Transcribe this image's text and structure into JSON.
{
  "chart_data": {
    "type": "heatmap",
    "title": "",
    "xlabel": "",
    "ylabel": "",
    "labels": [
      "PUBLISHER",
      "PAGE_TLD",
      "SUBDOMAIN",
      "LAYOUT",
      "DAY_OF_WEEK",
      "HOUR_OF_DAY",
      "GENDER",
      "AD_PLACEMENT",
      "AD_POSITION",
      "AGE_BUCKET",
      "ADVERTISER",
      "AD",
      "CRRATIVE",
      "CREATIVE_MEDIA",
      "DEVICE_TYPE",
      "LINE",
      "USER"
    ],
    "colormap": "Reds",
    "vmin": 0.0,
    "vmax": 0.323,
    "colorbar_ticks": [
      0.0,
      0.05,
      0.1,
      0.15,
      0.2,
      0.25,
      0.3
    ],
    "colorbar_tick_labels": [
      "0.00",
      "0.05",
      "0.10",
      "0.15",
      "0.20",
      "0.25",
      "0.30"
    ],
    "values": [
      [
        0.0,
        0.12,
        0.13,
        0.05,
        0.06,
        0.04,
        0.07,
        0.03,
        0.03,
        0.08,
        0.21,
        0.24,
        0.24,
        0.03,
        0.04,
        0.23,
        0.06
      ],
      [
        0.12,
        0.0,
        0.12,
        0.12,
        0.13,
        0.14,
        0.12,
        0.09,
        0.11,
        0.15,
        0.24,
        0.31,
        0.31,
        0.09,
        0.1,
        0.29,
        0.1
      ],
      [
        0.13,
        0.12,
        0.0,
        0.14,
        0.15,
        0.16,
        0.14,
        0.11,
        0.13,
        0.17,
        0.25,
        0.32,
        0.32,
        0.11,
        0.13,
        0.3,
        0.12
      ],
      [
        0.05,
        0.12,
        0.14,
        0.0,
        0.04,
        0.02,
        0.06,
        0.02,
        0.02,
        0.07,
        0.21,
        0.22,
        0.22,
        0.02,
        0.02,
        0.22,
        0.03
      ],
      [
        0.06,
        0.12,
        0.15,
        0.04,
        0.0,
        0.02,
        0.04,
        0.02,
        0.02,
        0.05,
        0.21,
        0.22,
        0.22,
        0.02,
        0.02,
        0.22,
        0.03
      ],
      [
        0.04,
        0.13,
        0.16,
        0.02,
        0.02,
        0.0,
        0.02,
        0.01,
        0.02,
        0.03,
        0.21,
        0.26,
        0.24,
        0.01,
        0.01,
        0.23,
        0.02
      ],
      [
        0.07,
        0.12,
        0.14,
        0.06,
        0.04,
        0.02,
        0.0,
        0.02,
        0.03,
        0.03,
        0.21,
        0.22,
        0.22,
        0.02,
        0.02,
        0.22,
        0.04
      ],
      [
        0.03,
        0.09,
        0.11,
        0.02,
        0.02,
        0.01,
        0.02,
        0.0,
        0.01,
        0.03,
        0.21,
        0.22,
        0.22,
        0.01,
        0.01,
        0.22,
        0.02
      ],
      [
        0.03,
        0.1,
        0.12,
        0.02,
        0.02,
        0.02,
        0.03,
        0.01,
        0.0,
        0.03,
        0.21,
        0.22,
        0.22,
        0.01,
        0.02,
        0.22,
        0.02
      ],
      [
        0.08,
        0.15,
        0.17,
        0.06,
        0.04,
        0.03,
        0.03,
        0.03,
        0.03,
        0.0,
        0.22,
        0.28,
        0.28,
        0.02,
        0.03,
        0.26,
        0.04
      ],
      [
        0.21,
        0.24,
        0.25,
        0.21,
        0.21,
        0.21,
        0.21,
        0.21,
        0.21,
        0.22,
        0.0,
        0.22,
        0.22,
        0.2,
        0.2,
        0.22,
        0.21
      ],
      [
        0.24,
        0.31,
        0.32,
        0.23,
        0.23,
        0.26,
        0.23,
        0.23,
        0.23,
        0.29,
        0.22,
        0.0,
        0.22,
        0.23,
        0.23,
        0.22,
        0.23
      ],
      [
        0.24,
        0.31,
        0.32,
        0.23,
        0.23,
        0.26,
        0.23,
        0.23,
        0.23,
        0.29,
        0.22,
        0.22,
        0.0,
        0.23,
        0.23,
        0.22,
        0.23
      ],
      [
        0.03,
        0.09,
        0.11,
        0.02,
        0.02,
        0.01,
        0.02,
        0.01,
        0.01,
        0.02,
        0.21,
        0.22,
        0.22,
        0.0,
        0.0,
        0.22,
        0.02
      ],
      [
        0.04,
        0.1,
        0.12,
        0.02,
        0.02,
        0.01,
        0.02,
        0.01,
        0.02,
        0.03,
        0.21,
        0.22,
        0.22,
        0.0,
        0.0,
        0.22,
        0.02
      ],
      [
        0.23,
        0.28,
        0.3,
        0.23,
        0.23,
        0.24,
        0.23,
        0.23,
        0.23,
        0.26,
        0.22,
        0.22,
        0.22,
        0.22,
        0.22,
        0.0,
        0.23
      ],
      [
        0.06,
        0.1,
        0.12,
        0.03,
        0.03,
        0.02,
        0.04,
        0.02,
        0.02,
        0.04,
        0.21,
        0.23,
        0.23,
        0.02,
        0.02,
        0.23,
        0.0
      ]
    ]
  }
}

### Objective
Write out all records exactly, keeping every detail.

### Task response
Transcribe this image's text and structure into JSON.
{
  "chart_data": {
    "type": "heatmap",
    "title": "",
    "xlabel": "",
    "ylabel": "",
    "labels": [
      "PUBLISHER",
      "PAGE_TLD",
      "SUBDOMAIN",
      "LAYOUT",
      "DAY_OF_WEEK",
      "HOUR_OF_DAY",
      "GENDER",
      "AD_PLACEMENT",
      "AD_POSITION",
      "AGE_BUCKET",
      "ADVERTISER",
      "AD",
      "CRRATIVE",
      "CREATIVE_MEDIA",
      "DEVICE_TYPE",
      "LINE",
      "USER"
    ],
    "colormap": "Reds",
    "vmin": 0.0,
    "vmax": 0.323,
    "colorbar_ticks": [
      0.0,
      0.05,
      0.1,
      0.15,
      0.2,
      0.25,
      0.3
    ],
    "colorbar_tick_labels": [
      "0.00",
      "0.05",
      "0.10",
      "0.15",
      "0.20",
      "0.25",
      "0.30"
    ],
    "values": [
      [
        0.0,
        0.12,
        0.13,
        0.05,
        0.06,
        0.04,
        0.07,
        0.03,
        0.03,
        0.08,
        0.21,
        0.24,
        0.24,
        0.03,
        0.04,
        0.23,
        0.06
      ],
      [
        0.12,
        0.0,
        0.12,
        0.12,
        0.13,
        0.14,
        0.12,
        0.09,
        0.11,
        0.15,
        0.24,
        0.31,
        0.31,
        0.09,
        0.1,
        0.29,
        0.1
      ],
      [
        0.13,
        0.12,
        0.0,
        0.14,
        0.15,
        0.16,
        0.14,
        0.11,
        0.13,
        0.17,
        0.25,
        0.32,
        0.32,
        0.11,
        0.13,
        0.3,
        0.12
      ],
      [
        0.05,
        0.12,
        0.14,
        0.0,
        0.04,
        0.02,
        0.06,
        0.02,
        0.02,
        0.07,
        0.21,
        0.22,
        0.22,
        0.02,
        0.02,
        0.22,
        0.03
      ],
      [
        0.06,
        0.12,
        0.15,
        0.04,
        0.0,
        0.02,
        0.04,
        0.02,
        0.02,
        0.05,
        0.21,
        0.22,
        0.22,
        0.02,
        0.02,
        0.22,
        0.03
      ],
      [
        0.04,
        0.13,
        0.16,
        0.02,
        0.02,
        0.0,
        0.02,
        0.01,
        0.02,
        0.03,
        0.21,
        0.26,
        0.24,
        0.01,
        0.01,
        0.23,
        0.02
      ],
      [
        0.07,
        0.12,
        0.14,
        0.06,
        0.04,
        0.02,
        0.0,
        0.02,
        0.03,
        0.03,
        0.21,
        0.22,
        0.22,
        0.02,
        0.02,
        0.22,
        0.04
      ],
      [
        0.03,
        0.09,
        0.11,
        0.02,
        0.02,
        0.01,
        0.02,
        0.0,
        0.01,
        0.03,
        0.21,
        0.22,
        0.22,
        0.01,
        0.01,
        0.22,
        0.02
      ],
      [
        0.03,
        0.1,
        0.12,
        0.02,
        0.02,
        0.02,
        0.03,
        0.01,
        0.0,
        0.03,
        0.21,
        0.22,
        0.22,
        0.01,
        0.02,
        0.22,
        0.02
      ],
      [
        0.08,
        0.15,
        0.17,
        0.06,
        0.04,
        0.03,
        0.03,
        0.03,
        0.03,
        0.0,
        0.22,
        0.28,
        0.28,
        0.02,
        0.03,
        0.26,
        0.04
      ],
      [
        0.21,
        0.24,
        0.25,
        0.21,
        0.21,
        0.21,
        0.21,
        0.21,
        0.21,
        0.22,
        0.0,
        0.22,
        0.22,
        0.2,
        0.2,
        0.22,
        0.21
      ],
      [
        0.24,
        0.31,
        0.32,
        0.23,
        0.23,
        0.26,
        0.23,
        0.23,
        0.23,
        0.29,
        0.22,
        0.0,
        0.22,
        0.23,
        0.23,
        0.22,
        0.23
      ],
      [
        0.24,
        0.31,
        0.32,
        0.23,
        0.23,
        0.26,
        0.23,
        0.23,
        0.23,
        0.29,
        0.22,
        0.22,
        0.0,
        0.23,
        0.23,
        0.22,
        0.23
      ],
      [
        0.03,
        0.09,
        0.11,
        0.02,
        0.02,
        0.01,
        0.02,
        0.01,
        0.01,
        0.02,
        0.21,
        0.22,
        0.22,
        0.0,
        0.0,
        0.22,
        0.02
      ],
      [
        0.04,
        0.1,
        0.12,
        0.02,
        0.02,
        0.01,
        0.02,
        0.01,
        0.02,
        0.03,
        0.21,
        0.22,
        0.22,
        0.0,
        0.0,
        0.22,
        0.02
      ],
      [
        0.23,
        0.28,
        0.3,
        0.23,
        0.23,
        0.24,
        0.23,
        0.23,
        0.23,
        0.26,
        0.22,
        0.22,
        0.22,
        0.22,
        0.22,
        0.0,
        0.23
      ],
      [
        0.06,
        0.1,
        0.12,
        0.03,
        0.03,
        0.02,
        0.04,
        0.02,
        0.02,
        0.04,
        0.21,
        0.23,
        0.23,
        0.02,
        0.02,
        0.23,
        0.0
      ]
    ]
  }
}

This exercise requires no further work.